# The request
Please give the listing again in its entirety, exactly as written.

** Begin Exercise data **

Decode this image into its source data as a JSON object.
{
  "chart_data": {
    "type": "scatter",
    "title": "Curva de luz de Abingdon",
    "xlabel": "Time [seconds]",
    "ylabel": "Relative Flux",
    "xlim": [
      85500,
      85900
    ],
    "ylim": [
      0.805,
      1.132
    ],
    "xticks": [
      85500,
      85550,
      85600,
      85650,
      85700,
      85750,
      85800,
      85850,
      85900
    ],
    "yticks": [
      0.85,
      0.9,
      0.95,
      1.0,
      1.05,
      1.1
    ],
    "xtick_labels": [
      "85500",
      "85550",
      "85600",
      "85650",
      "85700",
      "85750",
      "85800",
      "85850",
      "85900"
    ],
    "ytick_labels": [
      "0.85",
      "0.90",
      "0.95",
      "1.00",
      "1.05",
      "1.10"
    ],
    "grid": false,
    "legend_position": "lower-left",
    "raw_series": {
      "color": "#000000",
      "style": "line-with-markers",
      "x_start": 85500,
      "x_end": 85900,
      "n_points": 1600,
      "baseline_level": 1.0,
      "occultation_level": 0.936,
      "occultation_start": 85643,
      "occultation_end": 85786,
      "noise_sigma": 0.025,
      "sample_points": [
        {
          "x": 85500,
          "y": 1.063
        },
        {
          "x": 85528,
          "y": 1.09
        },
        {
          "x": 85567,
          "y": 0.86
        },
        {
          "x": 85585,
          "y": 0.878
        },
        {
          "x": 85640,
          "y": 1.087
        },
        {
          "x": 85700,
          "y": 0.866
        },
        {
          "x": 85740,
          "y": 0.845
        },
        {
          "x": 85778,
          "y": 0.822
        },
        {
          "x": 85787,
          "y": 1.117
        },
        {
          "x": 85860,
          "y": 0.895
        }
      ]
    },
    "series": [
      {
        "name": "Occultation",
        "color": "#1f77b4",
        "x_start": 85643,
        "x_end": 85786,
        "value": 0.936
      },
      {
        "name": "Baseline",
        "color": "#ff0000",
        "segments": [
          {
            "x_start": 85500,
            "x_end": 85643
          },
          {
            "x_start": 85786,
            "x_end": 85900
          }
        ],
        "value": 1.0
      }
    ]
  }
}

** End Exercise data **

# Expected output
Decode this image into its source data as a JSON object.
{
  "chart_data": {
    "type": "scatter",
    "title": "Curva de luz de Abingdon",
    "xlabel": "Time [seconds]",
    "ylabel": "Relative Flux",
    "xlim": [
      85500,
      85900
    ],
    "ylim": [
      0.805,
      1.132
    ],
    "xticks": [
      85500,
      85550,
      85600,
      85650,
      85700,
      85750,
      85800,
      85850,
      85900
    ],
    "yticks": [
      0.85,
      0.9,
      0.95,
      1.0,
      1.05,
      1.1
    ],
    "xtick_labels": [
      "85500",
      "85550",
      "85600",
      "85650",
      "85700",
      "85750",
      "85800",
      "85850",
      "85900"
    ],
    "ytick_labels": [
      "0.85",
      "0.90",
      "0.95",
      "1.00",
      "1.05",
      "1.10"
    ],
    "grid": false,
    "legend_position": "lower-left",
    "raw_series": {
      "color": "#000000",
      "style": "line-with-markers",
      "x_start": 85500,
      "x_end": 85900,
      "n_points": 1600,
      "baseline_level": 1.0,
      "occultation_level": 0.936,
      "occultation_start": 85643,
      "occultation_end": 85786,
      "noise_sigma": 0.025,
      "sample_points": [
        {
          "x": 85500,
          "y": 1.063
        },
        {
          "x": 85528,
          "y": 1.09
        },
        {
          "x": 85567,
          "y": 0.86
        },
        {
          "x": 85585,
          "y": 0.878
        },
        {
          "x": 85640,
          "y": 1.087
        },
        {
          "x": 85700,
          "y": 0.866
        },
        {
          "x": 85740,
          "y": 0.845
        },
        {
          "x": 85778,
          "y": 0.822
        },
        {
          "x": 85787,
          "y": 1.117
        },
        {
          "x": 85860,
          "y": 0.895
        }
      ]
    },
    "series": [
      {
        "name": "Occultation",
        "color": "#1f77b4",
        "x_start": 85643,
        "x_end": 85786,
        "value": 0.936
      },
      {
        "name": "Baseline",
        "color": "#ff0000",
        "segments": [
          {
            "x_start": 85500,
            "x_end": 85643
          },
          {
            "x_start": 85786,
            "x_end": 85900
          }
        ],
        "value": 1.0
      }
    ]
  }
}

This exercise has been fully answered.